*Collected data entries:*
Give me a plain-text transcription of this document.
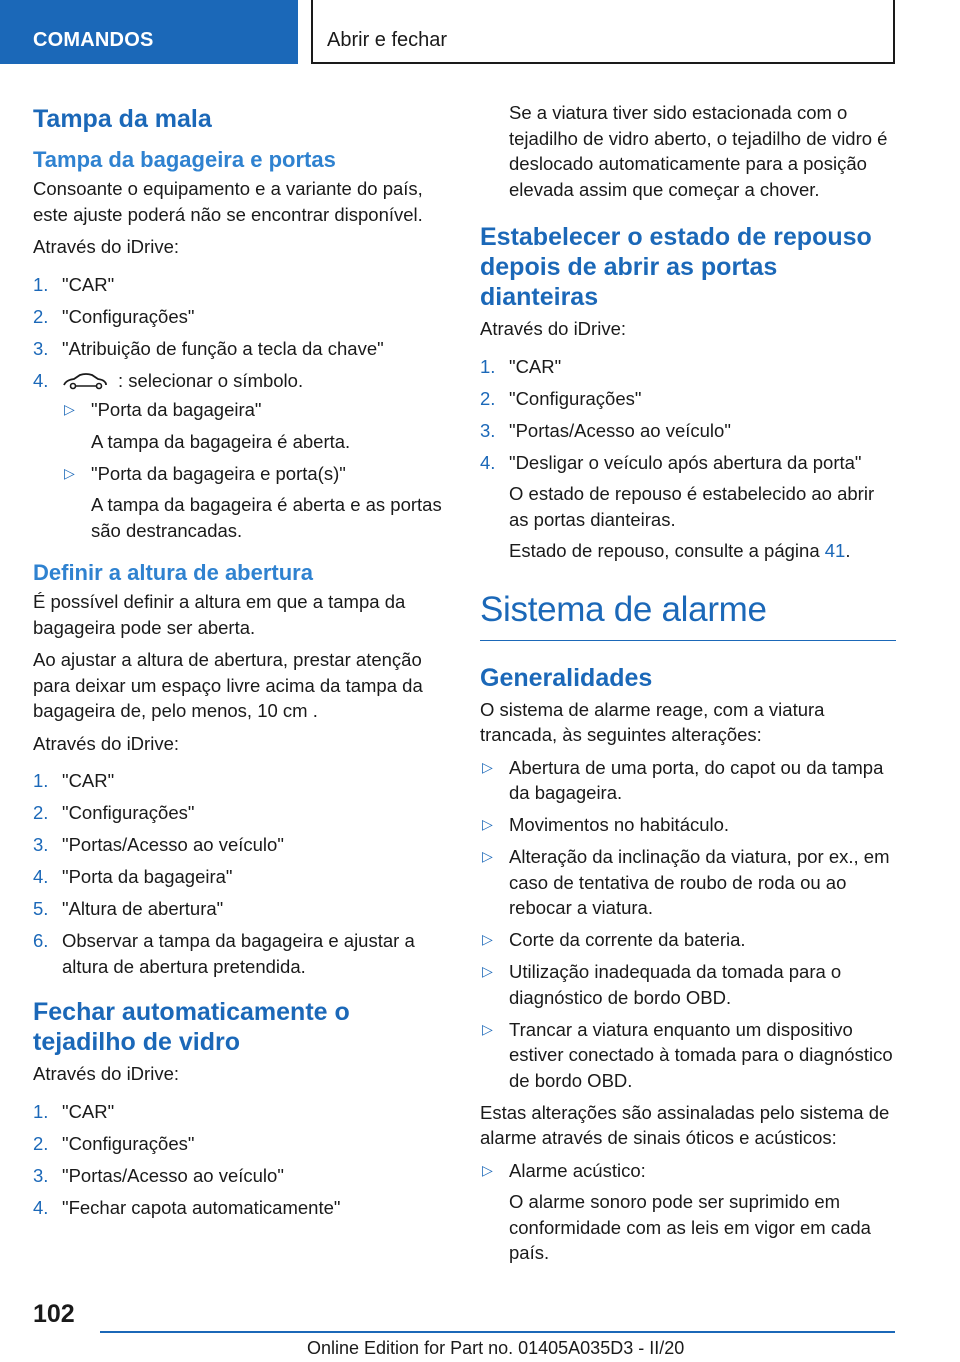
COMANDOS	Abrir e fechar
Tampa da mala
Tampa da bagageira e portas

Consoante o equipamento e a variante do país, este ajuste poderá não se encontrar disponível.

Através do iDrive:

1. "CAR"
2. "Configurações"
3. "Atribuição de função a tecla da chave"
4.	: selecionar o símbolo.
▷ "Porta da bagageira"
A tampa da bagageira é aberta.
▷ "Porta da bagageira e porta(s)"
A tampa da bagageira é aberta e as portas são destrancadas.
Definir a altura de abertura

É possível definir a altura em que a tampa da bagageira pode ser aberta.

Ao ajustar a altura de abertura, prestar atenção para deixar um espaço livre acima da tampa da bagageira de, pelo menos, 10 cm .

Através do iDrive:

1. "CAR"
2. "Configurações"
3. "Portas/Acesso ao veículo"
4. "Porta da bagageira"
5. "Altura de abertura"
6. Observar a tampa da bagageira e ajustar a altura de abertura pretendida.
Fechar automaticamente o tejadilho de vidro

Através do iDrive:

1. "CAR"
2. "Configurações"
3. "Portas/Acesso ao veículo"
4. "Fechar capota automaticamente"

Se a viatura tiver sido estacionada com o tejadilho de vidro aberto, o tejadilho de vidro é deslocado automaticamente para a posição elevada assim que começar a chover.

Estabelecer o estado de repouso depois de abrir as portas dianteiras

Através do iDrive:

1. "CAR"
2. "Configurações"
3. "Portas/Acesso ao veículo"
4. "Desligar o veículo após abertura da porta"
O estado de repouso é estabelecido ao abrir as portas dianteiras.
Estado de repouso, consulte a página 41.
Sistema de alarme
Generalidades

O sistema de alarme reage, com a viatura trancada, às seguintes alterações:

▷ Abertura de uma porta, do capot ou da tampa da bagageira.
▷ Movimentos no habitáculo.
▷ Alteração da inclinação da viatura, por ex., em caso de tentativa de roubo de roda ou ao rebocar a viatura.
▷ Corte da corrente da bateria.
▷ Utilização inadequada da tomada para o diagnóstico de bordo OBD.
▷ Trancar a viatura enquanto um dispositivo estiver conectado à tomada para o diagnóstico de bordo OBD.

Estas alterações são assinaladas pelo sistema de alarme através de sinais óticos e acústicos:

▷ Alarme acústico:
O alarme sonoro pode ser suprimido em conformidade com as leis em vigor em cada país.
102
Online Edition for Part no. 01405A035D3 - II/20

--

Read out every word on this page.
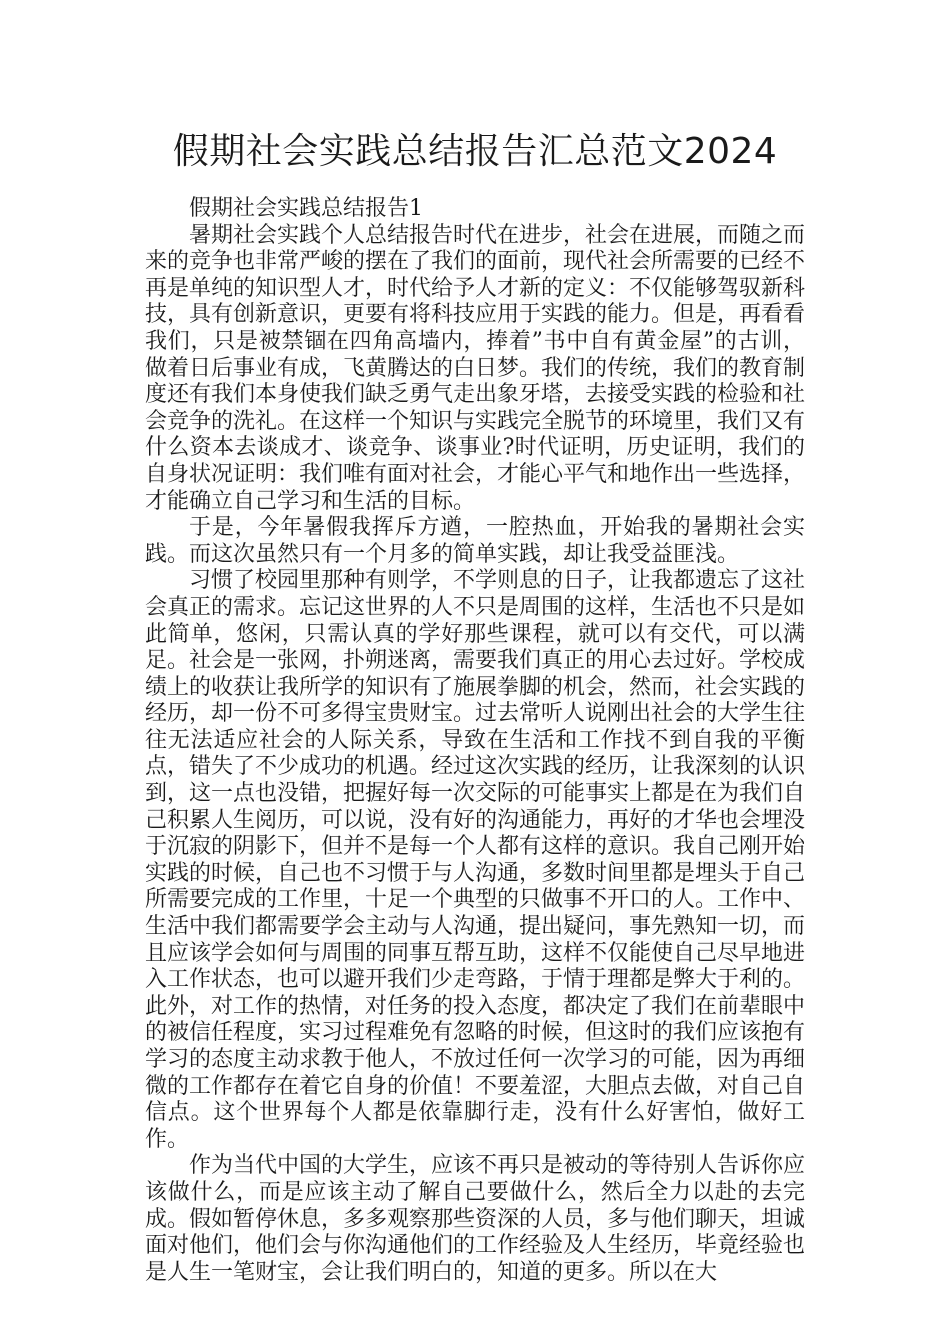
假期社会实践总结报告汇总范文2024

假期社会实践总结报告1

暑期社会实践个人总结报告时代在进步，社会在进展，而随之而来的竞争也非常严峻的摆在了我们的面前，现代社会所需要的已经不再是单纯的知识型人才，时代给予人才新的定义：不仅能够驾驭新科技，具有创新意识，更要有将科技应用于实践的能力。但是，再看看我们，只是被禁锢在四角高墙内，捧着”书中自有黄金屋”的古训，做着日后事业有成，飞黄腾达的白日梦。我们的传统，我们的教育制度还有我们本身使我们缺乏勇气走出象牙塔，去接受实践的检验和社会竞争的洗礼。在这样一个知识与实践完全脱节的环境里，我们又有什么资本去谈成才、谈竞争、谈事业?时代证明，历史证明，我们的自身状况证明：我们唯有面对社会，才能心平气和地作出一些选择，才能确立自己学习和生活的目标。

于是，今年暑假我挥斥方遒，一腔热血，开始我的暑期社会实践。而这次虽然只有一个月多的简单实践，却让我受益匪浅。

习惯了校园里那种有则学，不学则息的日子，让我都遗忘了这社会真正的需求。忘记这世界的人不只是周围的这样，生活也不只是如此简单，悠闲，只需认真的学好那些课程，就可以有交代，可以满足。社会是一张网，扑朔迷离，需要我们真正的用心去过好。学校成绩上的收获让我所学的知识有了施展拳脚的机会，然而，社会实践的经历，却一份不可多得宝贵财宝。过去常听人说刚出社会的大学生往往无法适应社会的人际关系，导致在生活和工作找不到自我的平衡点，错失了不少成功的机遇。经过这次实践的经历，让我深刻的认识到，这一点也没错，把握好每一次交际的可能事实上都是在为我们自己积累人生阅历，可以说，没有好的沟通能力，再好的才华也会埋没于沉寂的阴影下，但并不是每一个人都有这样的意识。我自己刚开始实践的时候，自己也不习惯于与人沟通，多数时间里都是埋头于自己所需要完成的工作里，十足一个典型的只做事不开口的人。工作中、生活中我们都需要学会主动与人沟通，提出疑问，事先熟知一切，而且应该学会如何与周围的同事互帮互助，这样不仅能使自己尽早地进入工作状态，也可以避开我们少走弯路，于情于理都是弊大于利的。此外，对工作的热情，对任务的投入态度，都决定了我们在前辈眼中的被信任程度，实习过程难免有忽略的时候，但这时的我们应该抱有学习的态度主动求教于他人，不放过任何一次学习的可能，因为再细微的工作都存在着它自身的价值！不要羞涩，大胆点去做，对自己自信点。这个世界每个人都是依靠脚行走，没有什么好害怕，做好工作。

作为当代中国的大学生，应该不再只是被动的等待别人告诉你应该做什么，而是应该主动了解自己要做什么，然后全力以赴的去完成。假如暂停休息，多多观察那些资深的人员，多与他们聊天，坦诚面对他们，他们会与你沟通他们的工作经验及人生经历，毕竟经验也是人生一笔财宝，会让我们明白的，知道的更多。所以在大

---

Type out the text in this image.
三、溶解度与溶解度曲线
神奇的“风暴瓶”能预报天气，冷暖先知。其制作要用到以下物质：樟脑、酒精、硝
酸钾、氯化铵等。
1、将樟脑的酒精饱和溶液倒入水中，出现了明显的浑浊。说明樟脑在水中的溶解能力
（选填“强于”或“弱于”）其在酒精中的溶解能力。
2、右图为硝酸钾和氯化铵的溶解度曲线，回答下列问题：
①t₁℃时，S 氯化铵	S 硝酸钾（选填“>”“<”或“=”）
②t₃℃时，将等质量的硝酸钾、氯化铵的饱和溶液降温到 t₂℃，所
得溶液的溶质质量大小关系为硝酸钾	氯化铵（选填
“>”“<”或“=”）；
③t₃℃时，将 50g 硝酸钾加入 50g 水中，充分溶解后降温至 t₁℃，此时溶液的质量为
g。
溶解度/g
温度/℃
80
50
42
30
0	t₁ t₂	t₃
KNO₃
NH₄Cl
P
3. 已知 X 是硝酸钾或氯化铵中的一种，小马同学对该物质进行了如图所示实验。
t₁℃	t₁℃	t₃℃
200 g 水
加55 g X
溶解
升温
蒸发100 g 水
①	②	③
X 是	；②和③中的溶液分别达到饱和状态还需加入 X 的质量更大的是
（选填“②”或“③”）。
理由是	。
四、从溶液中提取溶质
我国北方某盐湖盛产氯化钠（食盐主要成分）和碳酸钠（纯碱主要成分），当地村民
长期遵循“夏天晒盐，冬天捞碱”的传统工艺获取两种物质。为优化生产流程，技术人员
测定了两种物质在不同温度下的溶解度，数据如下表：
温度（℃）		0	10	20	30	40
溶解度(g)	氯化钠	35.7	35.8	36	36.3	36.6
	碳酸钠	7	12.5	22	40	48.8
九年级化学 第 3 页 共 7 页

*Problem details:* Look through the material above. Copy each line where the word "país" appears.

*Final result:*
Consoante o equipamento e a variante do país, este ajuste poderá não se encontrar disponível.
O alarme sonoro pode ser suprimido em conformidade com as leis em vigor em cada país.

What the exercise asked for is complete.